◆ Exercise task
Among the entries, which lines carry the string "үзіліспен"? Copy each of them.

◆ Material for this task
_ _ _ _ _ _ _

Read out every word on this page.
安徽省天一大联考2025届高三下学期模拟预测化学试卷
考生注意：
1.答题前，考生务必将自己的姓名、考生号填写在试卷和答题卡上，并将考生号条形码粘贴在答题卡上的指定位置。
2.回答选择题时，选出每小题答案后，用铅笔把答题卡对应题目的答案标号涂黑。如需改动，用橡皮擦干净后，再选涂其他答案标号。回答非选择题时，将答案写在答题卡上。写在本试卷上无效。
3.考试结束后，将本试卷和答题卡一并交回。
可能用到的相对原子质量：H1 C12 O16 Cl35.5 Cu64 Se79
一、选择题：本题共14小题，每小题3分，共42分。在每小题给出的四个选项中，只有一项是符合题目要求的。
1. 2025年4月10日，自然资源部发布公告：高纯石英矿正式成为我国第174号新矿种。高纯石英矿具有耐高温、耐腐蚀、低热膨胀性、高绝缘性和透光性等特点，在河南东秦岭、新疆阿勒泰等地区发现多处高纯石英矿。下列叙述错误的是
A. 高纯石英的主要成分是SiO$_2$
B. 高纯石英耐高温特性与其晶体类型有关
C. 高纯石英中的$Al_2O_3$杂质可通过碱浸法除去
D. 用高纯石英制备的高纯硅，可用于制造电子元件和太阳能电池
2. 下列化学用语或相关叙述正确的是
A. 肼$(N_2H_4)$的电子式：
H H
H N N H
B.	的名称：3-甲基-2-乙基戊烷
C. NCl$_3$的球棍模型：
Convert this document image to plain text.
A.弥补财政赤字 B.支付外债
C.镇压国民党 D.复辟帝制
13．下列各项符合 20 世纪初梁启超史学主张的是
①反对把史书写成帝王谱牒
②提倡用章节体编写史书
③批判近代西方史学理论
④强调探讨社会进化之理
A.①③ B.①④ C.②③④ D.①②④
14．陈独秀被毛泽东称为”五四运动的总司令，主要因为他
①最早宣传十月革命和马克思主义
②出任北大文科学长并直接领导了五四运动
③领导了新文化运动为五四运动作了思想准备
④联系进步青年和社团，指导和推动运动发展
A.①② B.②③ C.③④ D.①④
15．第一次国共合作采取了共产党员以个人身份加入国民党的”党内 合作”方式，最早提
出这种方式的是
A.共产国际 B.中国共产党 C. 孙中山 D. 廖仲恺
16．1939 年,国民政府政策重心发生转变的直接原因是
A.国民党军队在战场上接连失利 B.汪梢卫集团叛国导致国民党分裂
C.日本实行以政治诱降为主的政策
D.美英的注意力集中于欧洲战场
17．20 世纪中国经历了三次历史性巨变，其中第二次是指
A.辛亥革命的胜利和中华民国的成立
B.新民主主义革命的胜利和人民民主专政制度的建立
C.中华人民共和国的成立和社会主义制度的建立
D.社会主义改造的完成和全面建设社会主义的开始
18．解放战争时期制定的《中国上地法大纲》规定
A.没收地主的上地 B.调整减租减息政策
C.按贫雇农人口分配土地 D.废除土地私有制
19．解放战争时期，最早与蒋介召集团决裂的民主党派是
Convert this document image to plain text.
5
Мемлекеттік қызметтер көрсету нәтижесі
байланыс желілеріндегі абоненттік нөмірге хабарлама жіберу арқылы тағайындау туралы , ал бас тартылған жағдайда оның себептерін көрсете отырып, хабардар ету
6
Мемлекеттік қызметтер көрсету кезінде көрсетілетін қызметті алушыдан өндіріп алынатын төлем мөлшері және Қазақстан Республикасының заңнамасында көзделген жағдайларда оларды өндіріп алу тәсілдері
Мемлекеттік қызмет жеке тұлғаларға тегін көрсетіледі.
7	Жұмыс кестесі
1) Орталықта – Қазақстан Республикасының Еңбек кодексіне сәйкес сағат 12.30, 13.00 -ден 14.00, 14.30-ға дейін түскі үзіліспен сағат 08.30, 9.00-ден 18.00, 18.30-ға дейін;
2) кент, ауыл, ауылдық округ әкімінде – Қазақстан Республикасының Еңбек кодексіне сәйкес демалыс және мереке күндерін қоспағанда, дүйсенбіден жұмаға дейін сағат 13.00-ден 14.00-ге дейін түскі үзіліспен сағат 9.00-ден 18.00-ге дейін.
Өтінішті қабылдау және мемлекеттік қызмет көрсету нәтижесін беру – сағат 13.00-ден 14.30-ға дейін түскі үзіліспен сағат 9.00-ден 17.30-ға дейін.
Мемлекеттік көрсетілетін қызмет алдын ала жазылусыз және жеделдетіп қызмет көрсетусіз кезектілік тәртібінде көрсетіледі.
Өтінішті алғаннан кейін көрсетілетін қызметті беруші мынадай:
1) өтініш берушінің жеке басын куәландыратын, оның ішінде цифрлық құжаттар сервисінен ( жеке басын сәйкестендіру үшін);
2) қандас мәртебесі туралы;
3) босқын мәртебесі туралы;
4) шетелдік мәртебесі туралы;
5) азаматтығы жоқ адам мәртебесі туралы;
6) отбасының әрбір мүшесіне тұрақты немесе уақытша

_ _ _ _ _ _ _

◆ Exercise result
1) Орталықта – Қазақстан Республикасының Еңбек кодексіне сәйкес сағат 12.30, 13.00 -ден 14.00, 14.30-ға дейін түскі үзіліспен сағат 08.30, 9.00-ден 18.00, 18.30-ға дейін;
2) кент, ауыл, ауылдық округ әкімінде – Қазақстан Республикасының Еңбек кодексіне сәйкес демалыс және мереке күндерін қоспағанда, дүйсенбіден жұмаға дейін сағат 13.00-ден 14.00-ге дейін түскі үзіліспен сағат 9.00-ден 18.00-ге дейін.
Өтінішті қабылдау және мемлекеттік қызмет көрсету нәтижесін беру – сағат 13.00-ден 14.30-ға дейін түскі үзіліспен сағат 9.00-ден 17.30-ға дейін.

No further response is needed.